§ **OBJECTIVE**
Each entry below is to be extracted exactly.

:: DATA RECORDS ::

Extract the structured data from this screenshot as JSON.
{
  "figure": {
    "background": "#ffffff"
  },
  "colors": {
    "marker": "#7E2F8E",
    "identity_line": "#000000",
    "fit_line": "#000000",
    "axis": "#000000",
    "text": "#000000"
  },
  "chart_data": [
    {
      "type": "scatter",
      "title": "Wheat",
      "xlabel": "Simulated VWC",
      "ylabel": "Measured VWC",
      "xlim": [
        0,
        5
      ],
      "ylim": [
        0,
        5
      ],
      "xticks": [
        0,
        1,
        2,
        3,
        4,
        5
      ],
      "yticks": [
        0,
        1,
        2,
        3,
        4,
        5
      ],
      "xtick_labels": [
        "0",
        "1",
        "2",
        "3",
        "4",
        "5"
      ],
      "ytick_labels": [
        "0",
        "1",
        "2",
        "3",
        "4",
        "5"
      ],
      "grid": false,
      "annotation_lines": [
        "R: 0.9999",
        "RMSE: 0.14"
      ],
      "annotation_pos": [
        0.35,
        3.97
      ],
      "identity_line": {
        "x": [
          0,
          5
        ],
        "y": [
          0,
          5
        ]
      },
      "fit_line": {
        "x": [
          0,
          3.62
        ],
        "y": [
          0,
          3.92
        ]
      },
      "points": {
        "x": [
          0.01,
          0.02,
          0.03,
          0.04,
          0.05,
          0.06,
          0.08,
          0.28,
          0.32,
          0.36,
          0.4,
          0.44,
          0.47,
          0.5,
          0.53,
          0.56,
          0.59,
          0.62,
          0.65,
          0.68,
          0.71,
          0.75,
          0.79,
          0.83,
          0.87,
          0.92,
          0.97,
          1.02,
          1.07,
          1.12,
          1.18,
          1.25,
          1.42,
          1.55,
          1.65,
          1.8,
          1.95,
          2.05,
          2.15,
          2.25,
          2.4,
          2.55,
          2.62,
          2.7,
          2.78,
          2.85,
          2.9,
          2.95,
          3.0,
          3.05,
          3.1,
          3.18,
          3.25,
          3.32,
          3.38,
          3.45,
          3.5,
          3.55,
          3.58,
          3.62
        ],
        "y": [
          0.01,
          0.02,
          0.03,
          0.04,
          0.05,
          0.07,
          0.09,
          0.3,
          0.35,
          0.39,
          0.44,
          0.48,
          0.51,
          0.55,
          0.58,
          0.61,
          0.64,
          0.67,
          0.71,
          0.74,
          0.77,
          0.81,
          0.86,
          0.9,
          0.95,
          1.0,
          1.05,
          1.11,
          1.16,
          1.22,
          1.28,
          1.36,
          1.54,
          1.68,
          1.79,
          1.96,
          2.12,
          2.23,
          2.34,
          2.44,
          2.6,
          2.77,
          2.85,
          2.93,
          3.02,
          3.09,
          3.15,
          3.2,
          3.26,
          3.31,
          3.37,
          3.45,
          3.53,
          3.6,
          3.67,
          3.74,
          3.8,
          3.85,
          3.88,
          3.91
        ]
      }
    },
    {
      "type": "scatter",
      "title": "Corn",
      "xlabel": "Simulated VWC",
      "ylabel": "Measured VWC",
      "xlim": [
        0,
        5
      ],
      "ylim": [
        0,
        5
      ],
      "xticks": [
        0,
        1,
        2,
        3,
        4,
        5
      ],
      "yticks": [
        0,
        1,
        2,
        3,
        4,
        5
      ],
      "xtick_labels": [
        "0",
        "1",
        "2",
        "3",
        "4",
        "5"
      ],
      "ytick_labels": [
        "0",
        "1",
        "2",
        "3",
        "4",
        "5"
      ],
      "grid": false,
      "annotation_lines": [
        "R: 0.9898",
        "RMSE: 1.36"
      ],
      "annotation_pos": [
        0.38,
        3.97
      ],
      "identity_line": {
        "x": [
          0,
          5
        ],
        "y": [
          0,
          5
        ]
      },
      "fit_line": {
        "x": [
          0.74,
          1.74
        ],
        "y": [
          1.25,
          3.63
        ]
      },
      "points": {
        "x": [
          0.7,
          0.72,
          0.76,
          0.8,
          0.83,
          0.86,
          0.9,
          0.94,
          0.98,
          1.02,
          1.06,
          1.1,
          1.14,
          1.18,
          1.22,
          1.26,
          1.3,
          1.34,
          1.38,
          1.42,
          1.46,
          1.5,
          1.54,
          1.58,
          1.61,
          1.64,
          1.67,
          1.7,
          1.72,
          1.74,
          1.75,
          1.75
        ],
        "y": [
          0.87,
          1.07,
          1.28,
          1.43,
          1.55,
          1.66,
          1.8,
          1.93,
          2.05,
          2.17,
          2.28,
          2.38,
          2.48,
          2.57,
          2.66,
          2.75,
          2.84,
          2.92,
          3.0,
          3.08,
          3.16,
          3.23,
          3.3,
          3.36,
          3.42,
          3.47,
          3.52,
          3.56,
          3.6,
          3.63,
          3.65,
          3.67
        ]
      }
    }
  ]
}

:::

§ **EXERCISE OUTPUT**
Extract the structured data from this screenshot as JSON.
{
  "figure": {
    "background": "#ffffff"
  },
  "colors": {
    "marker": "#7E2F8E",
    "identity_line": "#000000",
    "fit_line": "#000000",
    "axis": "#000000",
    "text": "#000000"
  },
  "chart_data": [
    {
      "type": "scatter",
      "title": "Wheat",
      "xlabel": "Simulated VWC",
      "ylabel": "Measured VWC",
      "xlim": [
        0,
        5
      ],
      "ylim": [
        0,
        5
      ],
      "xticks": [
        0,
        1,
        2,
        3,
        4,
        5
      ],
      "yticks": [
        0,
        1,
        2,
        3,
        4,
        5
      ],
      "xtick_labels": [
        "0",
        "1",
        "2",
        "3",
        "4",
        "5"
      ],
      "ytick_labels": [
        "0",
        "1",
        "2",
        "3",
        "4",
        "5"
      ],
      "grid": false,
      "annotation_lines": [
        "R: 0.9999",
        "RMSE: 0.14"
      ],
      "annotation_pos": [
        0.35,
        3.97
      ],
      "identity_line": {
        "x": [
          0,
          5
        ],
        "y": [
          0,
          5
        ]
      },
      "fit_line": {
        "x": [
          0,
          3.62
        ],
        "y": [
          0,
          3.92
        ]
      },
      "points": {
        "x": [
          0.01,
          0.02,
          0.03,
          0.04,
          0.05,
          0.06,
          0.08,
          0.28,
          0.32,
          0.36,
          0.4,
          0.44,
          0.47,
          0.5,
          0.53,
          0.56,
          0.59,
          0.62,
          0.65,
          0.68,
          0.71,
          0.75,
          0.79,
          0.83,
          0.87,
          0.92,
          0.97,
          1.02,
          1.07,
          1.12,
          1.18,
          1.25,
          1.42,
          1.55,
          1.65,
          1.8,
          1.95,
          2.05,
          2.15,
          2.25,
          2.4,
          2.55,
          2.62,
          2.7,
          2.78,
          2.85,
          2.9,
          2.95,
          3.0,
          3.05,
          3.1,
          3.18,
          3.25,
          3.32,
          3.38,
          3.45,
          3.5,
          3.55,
          3.58,
          3.62
        ],
        "y": [
          0.01,
          0.02,
          0.03,
          0.04,
          0.05,
          0.07,
          0.09,
          0.3,
          0.35,
          0.39,
          0.44,
          0.48,
          0.51,
          0.55,
          0.58,
          0.61,
          0.64,
          0.67,
          0.71,
          0.74,
          0.77,
          0.81,
          0.86,
          0.9,
          0.95,
          1.0,
          1.05,
          1.11,
          1.16,
          1.22,
          1.28,
          1.36,
          1.54,
          1.68,
          1.79,
          1.96,
          2.12,
          2.23,
          2.34,
          2.44,
          2.6,
          2.77,
          2.85,
          2.93,
          3.02,
          3.09,
          3.15,
          3.2,
          3.26,
          3.31,
          3.37,
          3.45,
          3.53,
          3.6,
          3.67,
          3.74,
          3.8,
          3.85,
          3.88,
          3.91
        ]
      }
    },
    {
      "type": "scatter",
      "title": "Corn",
      "xlabel": "Simulated VWC",
      "ylabel": "Measured VWC",
      "xlim": [
        0,
        5
      ],
      "ylim": [
        0,
        5
      ],
      "xticks": [
        0,
        1,
        2,
        3,
        4,
        5
      ],
      "yticks": [
        0,
        1,
        2,
        3,
        4,
        5
      ],
      "xtick_labels": [
        "0",
        "1",
        "2",
        "3",
        "4",
        "5"
      ],
      "ytick_labels": [
        "0",
        "1",
        "2",
        "3",
        "4",
        "5"
      ],
      "grid": false,
      "annotation_lines": [
        "R: 0.9898",
        "RMSE: 1.36"
      ],
      "annotation_pos": [
        0.38,
        3.97
      ],
      "identity_line": {
        "x": [
          0,
          5
        ],
        "y": [
          0,
          5
        ]
      },
      "fit_line": {
        "x": [
          0.74,
          1.74
        ],
        "y": [
          1.25,
          3.63
        ]
      },
      "points": {
        "x": [
          0.7,
          0.72,
          0.76,
          0.8,
          0.83,
          0.86,
          0.9,
          0.94,
          0.98,
          1.02,
          1.06,
          1.1,
          1.14,
          1.18,
          1.22,
          1.26,
          1.3,
          1.34,
          1.38,
          1.42,
          1.46,
          1.5,
          1.54,
          1.58,
          1.61,
          1.64,
          1.67,
          1.7,
          1.72,
          1.74,
          1.75,
          1.75
        ],
        "y": [
          0.87,
          1.07,
          1.28,
          1.43,
          1.55,
          1.66,
          1.8,
          1.93,
          2.05,
          2.17,
          2.28,
          2.38,
          2.48,
          2.57,
          2.66,
          2.75,
          2.84,
          2.92,
          3.0,
          3.08,
          3.16,
          3.23,
          3.3,
          3.36,
          3.42,
          3.47,
          3.52,
          3.56,
          3.6,
          3.63,
          3.65,
          3.67
        ]
      }
    }
  ]
}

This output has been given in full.